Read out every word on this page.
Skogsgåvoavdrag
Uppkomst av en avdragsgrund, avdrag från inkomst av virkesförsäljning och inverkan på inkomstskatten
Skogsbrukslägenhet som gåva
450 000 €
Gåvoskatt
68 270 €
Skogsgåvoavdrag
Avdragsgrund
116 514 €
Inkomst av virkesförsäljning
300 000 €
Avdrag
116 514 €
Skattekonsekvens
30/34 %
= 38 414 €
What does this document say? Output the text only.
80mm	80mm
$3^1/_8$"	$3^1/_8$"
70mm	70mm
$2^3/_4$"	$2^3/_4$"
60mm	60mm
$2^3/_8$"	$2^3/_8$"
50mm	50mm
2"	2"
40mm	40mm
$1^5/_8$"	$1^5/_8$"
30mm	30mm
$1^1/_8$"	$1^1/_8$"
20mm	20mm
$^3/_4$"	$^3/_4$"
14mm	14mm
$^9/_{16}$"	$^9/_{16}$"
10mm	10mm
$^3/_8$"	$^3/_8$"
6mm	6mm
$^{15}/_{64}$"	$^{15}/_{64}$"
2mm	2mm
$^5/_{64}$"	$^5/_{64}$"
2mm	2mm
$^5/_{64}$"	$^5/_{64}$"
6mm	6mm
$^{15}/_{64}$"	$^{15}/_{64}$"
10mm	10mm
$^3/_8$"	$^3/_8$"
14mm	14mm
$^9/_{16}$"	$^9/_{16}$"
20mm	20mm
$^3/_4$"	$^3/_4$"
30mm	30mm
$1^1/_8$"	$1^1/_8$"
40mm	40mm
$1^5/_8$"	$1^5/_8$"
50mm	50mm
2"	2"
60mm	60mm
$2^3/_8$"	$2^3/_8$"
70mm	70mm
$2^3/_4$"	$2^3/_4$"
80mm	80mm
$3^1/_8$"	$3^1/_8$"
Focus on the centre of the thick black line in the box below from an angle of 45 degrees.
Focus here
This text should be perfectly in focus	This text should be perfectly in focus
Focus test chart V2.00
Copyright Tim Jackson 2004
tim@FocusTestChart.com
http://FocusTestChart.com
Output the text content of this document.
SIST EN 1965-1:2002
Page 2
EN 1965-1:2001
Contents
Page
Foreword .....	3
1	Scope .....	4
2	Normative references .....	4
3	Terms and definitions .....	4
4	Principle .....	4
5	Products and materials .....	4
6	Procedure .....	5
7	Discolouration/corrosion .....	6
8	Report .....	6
____________________
▶ What is expected
Starting from the line containing "Output the text content of this document." and ending with the final line of the data, reproduce each line exactly as it appears, including no other lines.

▶ Response below
Output the text content of this document.
SIST EN 1965-1:2002
Page 2
EN 1965-1:2001
Contents
Page
Foreword .....	3
1	Scope .....	4
2	Normative references .....	4
3	Terms and definitions .....	4
4	Principle .....	4
5	Products and materials .....	4
6	Procedure .....	5
7	Discolouration/corrosion .....	6
8	Report .....	6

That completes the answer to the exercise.